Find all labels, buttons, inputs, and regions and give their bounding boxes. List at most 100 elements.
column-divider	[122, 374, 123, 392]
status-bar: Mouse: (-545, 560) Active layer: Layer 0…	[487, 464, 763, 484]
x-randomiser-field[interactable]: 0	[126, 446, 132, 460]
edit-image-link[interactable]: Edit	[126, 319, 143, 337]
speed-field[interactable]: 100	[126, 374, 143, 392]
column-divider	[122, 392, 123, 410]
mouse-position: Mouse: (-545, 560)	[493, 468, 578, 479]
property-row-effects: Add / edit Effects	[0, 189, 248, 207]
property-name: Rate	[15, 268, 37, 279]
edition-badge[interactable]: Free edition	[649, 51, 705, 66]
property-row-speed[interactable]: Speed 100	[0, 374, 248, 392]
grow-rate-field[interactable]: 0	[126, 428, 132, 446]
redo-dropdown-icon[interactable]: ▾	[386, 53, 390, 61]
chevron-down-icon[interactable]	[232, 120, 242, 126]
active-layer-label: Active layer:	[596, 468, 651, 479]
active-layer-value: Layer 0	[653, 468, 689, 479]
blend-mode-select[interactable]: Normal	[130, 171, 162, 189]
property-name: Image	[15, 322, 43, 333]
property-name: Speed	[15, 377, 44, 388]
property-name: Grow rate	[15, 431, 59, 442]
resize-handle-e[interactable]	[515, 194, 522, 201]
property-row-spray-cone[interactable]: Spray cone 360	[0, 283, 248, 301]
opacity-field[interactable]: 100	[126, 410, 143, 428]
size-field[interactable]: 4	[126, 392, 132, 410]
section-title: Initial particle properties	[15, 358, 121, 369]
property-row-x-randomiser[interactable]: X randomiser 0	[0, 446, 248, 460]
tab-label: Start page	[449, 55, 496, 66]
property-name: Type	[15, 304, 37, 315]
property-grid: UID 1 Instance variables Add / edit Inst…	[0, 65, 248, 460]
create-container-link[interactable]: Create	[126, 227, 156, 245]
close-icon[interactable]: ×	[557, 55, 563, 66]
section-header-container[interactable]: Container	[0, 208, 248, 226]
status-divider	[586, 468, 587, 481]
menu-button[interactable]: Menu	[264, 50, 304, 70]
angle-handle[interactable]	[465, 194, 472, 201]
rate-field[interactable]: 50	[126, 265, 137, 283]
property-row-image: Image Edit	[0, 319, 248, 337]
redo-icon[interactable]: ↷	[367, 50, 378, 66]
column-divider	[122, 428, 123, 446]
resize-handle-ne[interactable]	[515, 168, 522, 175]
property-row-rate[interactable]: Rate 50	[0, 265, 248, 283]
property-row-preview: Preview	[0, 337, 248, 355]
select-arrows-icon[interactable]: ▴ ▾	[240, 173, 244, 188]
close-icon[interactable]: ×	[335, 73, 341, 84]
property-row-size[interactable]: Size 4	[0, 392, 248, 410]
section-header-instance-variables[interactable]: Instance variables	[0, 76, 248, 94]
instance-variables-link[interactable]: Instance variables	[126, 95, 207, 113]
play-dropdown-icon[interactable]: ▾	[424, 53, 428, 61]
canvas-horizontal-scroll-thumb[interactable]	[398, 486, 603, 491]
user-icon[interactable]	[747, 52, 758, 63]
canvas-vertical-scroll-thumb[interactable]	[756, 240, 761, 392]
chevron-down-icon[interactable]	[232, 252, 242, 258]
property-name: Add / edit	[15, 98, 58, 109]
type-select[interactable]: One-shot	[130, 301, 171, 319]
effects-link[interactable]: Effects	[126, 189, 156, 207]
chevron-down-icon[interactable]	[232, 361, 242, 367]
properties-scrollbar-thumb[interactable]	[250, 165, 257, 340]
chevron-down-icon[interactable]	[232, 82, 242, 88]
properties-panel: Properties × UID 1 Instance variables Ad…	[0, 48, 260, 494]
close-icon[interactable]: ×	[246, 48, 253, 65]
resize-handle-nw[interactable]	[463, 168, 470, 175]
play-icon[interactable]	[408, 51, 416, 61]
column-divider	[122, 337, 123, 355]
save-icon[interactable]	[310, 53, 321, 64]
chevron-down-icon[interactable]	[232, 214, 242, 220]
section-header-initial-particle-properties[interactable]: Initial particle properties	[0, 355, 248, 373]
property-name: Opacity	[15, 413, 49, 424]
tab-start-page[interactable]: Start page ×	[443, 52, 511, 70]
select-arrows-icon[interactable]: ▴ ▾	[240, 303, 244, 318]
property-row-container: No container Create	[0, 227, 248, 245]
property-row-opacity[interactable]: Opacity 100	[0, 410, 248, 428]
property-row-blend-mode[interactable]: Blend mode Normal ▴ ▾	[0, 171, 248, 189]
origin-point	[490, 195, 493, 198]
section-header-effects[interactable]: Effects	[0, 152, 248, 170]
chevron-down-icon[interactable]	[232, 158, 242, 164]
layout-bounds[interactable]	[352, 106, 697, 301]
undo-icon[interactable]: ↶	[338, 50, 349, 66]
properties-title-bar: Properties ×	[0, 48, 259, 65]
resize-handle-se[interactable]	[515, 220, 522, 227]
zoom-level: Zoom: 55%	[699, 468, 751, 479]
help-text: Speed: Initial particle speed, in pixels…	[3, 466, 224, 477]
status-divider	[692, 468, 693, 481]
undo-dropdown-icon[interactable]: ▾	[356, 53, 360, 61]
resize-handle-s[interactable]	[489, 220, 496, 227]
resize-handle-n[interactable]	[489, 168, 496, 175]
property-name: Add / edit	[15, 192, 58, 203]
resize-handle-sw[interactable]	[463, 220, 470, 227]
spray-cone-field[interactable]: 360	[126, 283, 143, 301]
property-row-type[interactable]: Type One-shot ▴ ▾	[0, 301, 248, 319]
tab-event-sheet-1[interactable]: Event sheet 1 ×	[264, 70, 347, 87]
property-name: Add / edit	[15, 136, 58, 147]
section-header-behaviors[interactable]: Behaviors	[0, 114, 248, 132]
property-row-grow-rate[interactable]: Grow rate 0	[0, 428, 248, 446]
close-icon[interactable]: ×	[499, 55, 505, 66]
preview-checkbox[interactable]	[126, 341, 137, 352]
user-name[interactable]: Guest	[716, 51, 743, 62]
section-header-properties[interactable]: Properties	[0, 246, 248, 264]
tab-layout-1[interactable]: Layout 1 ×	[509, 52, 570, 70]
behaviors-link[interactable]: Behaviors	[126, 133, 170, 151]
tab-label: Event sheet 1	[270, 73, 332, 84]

• The exercise
Repeat the lines above word for word, keeping all of them in their original order.

• Solution for this exercise
Find all labels, buttons, inputs, and regions and give their bounding boxes. List at most 100 elements.
column-divider	[122, 374, 123, 392]
status-bar: Mouse: (-545, 560) Active layer: Layer 0…	[487, 464, 763, 484]
x-randomiser-field[interactable]: 0	[126, 446, 132, 460]
edit-image-link[interactable]: Edit	[126, 319, 143, 337]
speed-field[interactable]: 100	[126, 374, 143, 392]
column-divider	[122, 392, 123, 410]
mouse-position: Mouse: (-545, 560)	[493, 468, 578, 479]
property-row-effects: Add / edit Effects	[0, 189, 248, 207]
property-name: Rate	[15, 268, 37, 279]
edition-badge[interactable]: Free edition	[649, 51, 705, 66]
property-row-speed[interactable]: Speed 100	[0, 374, 248, 392]
grow-rate-field[interactable]: 0	[126, 428, 132, 446]
redo-dropdown-icon[interactable]: ▾	[386, 53, 390, 61]
chevron-down-icon[interactable]	[232, 120, 242, 126]
active-layer-label: Active layer:	[596, 468, 651, 479]
active-layer-value: Layer 0	[653, 468, 689, 479]
blend-mode-select[interactable]: Normal	[130, 171, 162, 189]
property-name: Image	[15, 322, 43, 333]
property-name: Speed	[15, 377, 44, 388]
property-name: Grow rate	[15, 431, 59, 442]
resize-handle-e[interactable]	[515, 194, 522, 201]
property-row-spray-cone[interactable]: Spray cone 360	[0, 283, 248, 301]
opacity-field[interactable]: 100	[126, 410, 143, 428]
size-field[interactable]: 4	[126, 392, 132, 410]
section-title: Initial particle properties	[15, 358, 121, 369]
property-row-x-randomiser[interactable]: X randomiser 0	[0, 446, 248, 460]
tab-label: Start page	[449, 55, 496, 66]
property-name: Type	[15, 304, 37, 315]
property-grid: UID 1 Instance variables Add / edit Inst…	[0, 65, 248, 460]
create-container-link[interactable]: Create	[126, 227, 156, 245]
close-icon[interactable]: ×	[557, 55, 563, 66]
section-header-container[interactable]: Container	[0, 208, 248, 226]
status-divider	[586, 468, 587, 481]
menu-button[interactable]: Menu	[264, 50, 304, 70]
angle-handle[interactable]	[465, 194, 472, 201]
rate-field[interactable]: 50	[126, 265, 137, 283]
property-row-image: Image Edit	[0, 319, 248, 337]
redo-icon[interactable]: ↷	[367, 50, 378, 66]
column-divider	[122, 428, 123, 446]
resize-handle-ne[interactable]	[515, 168, 522, 175]
property-row-rate[interactable]: Rate 50	[0, 265, 248, 283]
property-row-preview: Preview	[0, 337, 248, 355]
select-arrows-icon[interactable]: ▴ ▾	[240, 173, 244, 188]
close-icon[interactable]: ×	[335, 73, 341, 84]
property-row-size[interactable]: Size 4	[0, 392, 248, 410]
section-header-instance-variables[interactable]: Instance variables	[0, 76, 248, 94]
instance-variables-link[interactable]: Instance variables	[126, 95, 207, 113]
play-dropdown-icon[interactable]: ▾	[424, 53, 428, 61]
canvas-horizontal-scroll-thumb[interactable]	[398, 486, 603, 491]
user-icon[interactable]	[747, 52, 758, 63]
canvas-vertical-scroll-thumb[interactable]	[756, 240, 761, 392]
chevron-down-icon[interactable]	[232, 252, 242, 258]
property-name: Add / edit	[15, 98, 58, 109]
type-select[interactable]: One-shot	[130, 301, 171, 319]
effects-link[interactable]: Effects	[126, 189, 156, 207]
chevron-down-icon[interactable]	[232, 361, 242, 367]
properties-scrollbar-thumb[interactable]	[250, 165, 257, 340]
chevron-down-icon[interactable]	[232, 82, 242, 88]
properties-panel: Properties × UID 1 Instance variables Ad…	[0, 48, 260, 494]
close-icon[interactable]: ×	[246, 48, 253, 65]
resize-handle-nw[interactable]	[463, 168, 470, 175]
play-icon[interactable]	[408, 51, 416, 61]
column-divider	[122, 337, 123, 355]
save-icon[interactable]	[310, 53, 321, 64]
chevron-down-icon[interactable]	[232, 214, 242, 220]
section-header-initial-particle-properties[interactable]: Initial particle properties	[0, 355, 248, 373]
property-name: Opacity	[15, 413, 49, 424]
tab-start-page[interactable]: Start page ×	[443, 52, 511, 70]
select-arrows-icon[interactable]: ▴ ▾	[240, 303, 244, 318]
property-row-container: No container Create	[0, 227, 248, 245]
property-row-opacity[interactable]: Opacity 100	[0, 410, 248, 428]
property-row-blend-mode[interactable]: Blend mode Normal ▴ ▾	[0, 171, 248, 189]
origin-point	[490, 195, 493, 198]
section-header-effects[interactable]: Effects	[0, 152, 248, 170]
chevron-down-icon[interactable]	[232, 158, 242, 164]
layout-bounds[interactable]	[352, 106, 697, 301]
undo-icon[interactable]: ↶	[338, 50, 349, 66]
properties-title-bar: Properties ×	[0, 48, 259, 65]
resize-handle-se[interactable]	[515, 220, 522, 227]
zoom-level: Zoom: 55%	[699, 468, 751, 479]
help-text: Speed: Initial particle speed, in pixels…	[3, 466, 224, 477]
status-divider	[692, 468, 693, 481]
undo-dropdown-icon[interactable]: ▾	[356, 53, 360, 61]
resize-handle-s[interactable]	[489, 220, 496, 227]
resize-handle-n[interactable]	[489, 168, 496, 175]
property-name: Add / edit	[15, 192, 58, 203]
resize-handle-sw[interactable]	[463, 220, 470, 227]
spray-cone-field[interactable]: 360	[126, 283, 143, 301]
property-row-type[interactable]: Type One-shot ▴ ▾	[0, 301, 248, 319]
tab-event-sheet-1[interactable]: Event sheet 1 ×	[264, 70, 347, 87]
property-name: Add / edit	[15, 136, 58, 147]
section-header-behaviors[interactable]: Behaviors	[0, 114, 248, 132]
property-row-grow-rate[interactable]: Grow rate 0	[0, 428, 248, 446]
close-icon[interactable]: ×	[499, 55, 505, 66]
preview-checkbox[interactable]	[126, 341, 137, 352]
user-name[interactable]: Guest	[716, 51, 743, 62]
section-header-properties[interactable]: Properties	[0, 246, 248, 264]
tab-layout-1[interactable]: Layout 1 ×	[509, 52, 570, 70]
behaviors-link[interactable]: Behaviors	[126, 133, 170, 151]
tab-label: Event sheet 1	[270, 73, 332, 84]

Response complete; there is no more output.